• DATASET ENTRIES:
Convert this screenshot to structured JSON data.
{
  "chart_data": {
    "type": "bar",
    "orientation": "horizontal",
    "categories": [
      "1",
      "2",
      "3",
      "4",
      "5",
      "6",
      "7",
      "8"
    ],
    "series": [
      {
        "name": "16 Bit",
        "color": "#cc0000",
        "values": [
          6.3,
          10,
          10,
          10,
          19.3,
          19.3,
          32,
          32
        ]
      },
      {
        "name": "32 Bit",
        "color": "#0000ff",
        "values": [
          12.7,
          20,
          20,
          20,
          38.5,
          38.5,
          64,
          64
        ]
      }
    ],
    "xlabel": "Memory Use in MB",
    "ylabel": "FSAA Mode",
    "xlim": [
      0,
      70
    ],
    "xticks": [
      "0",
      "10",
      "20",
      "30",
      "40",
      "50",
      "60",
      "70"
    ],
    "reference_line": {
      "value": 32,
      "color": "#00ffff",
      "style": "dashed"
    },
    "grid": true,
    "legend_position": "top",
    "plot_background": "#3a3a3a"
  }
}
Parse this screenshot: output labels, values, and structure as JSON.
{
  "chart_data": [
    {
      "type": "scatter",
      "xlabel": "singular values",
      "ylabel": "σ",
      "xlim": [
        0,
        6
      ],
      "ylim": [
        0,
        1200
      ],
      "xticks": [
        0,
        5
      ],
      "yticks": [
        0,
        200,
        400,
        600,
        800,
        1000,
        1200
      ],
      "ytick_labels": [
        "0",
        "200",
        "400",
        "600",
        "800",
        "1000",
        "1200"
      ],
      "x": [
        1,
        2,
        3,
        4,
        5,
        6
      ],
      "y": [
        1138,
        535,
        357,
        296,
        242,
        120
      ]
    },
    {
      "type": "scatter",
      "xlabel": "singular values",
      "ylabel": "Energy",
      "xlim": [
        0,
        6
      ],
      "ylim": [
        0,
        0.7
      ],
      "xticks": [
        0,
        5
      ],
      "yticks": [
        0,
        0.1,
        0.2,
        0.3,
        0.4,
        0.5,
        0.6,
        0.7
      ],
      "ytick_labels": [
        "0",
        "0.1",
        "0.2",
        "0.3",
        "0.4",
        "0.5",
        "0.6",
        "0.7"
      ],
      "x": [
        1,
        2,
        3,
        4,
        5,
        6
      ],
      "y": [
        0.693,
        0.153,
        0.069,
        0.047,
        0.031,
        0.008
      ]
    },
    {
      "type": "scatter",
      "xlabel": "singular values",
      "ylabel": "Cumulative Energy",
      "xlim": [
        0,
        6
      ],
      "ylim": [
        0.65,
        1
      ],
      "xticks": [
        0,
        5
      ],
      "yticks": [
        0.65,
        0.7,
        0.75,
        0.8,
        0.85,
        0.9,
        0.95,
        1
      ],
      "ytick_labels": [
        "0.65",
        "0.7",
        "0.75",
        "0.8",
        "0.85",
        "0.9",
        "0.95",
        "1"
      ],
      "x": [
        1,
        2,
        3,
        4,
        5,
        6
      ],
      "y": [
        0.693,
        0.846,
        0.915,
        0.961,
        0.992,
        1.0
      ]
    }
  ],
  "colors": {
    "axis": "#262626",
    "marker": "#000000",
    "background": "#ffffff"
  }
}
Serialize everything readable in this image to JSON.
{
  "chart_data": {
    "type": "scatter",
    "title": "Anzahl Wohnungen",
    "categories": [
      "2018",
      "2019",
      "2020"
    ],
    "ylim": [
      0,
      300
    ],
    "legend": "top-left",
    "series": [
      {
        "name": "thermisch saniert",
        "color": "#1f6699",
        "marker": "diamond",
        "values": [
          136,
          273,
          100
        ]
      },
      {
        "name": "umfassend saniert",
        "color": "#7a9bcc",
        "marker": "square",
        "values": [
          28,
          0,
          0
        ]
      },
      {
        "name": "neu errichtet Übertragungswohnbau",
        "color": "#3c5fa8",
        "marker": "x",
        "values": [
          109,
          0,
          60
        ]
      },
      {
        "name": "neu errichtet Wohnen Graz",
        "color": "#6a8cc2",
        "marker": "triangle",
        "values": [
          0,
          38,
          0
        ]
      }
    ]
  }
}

• WHAT IS NEEDED: Pick out the lines that include the word "screenshot" and write them out.

• RESPONSE FOR THIS EXERCISE:
Convert this screenshot to structured JSON data.
Parse this screenshot: output labels, values, and structure as JSON.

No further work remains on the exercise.